Check each line of the records below and collect those holding "énoncés".

═══ DATA TO PROCESS

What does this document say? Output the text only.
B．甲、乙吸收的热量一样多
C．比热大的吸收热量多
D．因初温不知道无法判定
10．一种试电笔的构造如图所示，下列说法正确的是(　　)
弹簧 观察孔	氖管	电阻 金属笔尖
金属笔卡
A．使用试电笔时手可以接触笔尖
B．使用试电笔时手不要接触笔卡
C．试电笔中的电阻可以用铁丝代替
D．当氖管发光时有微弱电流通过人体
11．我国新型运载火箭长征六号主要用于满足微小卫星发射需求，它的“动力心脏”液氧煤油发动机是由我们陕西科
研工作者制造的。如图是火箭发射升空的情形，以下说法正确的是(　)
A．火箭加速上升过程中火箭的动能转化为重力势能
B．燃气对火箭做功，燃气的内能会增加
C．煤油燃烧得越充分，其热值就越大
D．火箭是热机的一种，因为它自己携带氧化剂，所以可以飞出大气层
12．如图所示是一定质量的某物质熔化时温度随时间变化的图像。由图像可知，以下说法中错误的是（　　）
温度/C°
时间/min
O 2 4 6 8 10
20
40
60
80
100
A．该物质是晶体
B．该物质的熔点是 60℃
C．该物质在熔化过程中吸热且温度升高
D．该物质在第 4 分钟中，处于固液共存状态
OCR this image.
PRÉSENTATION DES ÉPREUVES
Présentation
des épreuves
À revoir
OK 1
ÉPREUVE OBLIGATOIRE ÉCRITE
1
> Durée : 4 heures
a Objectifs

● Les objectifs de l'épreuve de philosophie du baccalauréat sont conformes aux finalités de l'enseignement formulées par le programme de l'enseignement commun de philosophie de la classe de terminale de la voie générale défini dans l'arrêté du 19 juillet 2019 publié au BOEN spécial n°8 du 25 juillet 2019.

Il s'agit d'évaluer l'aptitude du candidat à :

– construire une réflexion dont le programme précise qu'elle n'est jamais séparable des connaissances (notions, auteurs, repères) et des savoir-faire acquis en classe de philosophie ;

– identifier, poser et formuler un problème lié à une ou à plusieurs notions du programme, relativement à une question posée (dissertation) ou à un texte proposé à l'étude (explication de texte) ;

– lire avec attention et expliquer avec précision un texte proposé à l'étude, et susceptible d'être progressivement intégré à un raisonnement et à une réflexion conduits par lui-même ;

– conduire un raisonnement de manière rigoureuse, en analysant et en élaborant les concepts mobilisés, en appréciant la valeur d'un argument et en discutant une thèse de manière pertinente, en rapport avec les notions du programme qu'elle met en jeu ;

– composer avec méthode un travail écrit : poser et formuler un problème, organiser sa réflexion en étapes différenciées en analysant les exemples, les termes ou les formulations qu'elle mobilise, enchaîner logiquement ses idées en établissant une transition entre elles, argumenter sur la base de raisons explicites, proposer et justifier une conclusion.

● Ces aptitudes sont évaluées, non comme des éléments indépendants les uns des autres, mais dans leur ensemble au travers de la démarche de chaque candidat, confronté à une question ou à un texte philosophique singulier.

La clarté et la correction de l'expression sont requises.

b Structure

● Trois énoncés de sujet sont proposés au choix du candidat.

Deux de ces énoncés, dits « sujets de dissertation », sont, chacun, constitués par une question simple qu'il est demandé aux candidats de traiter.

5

══════

--- EXERCISE ANSWER ---
● Trois énoncés de sujet sont proposés au choix du candidat.
Deux de ces énoncés, dits « sujets de dissertation », sont, chacun, constitués par une question simple qu'il est demandé aux candidats de traiter.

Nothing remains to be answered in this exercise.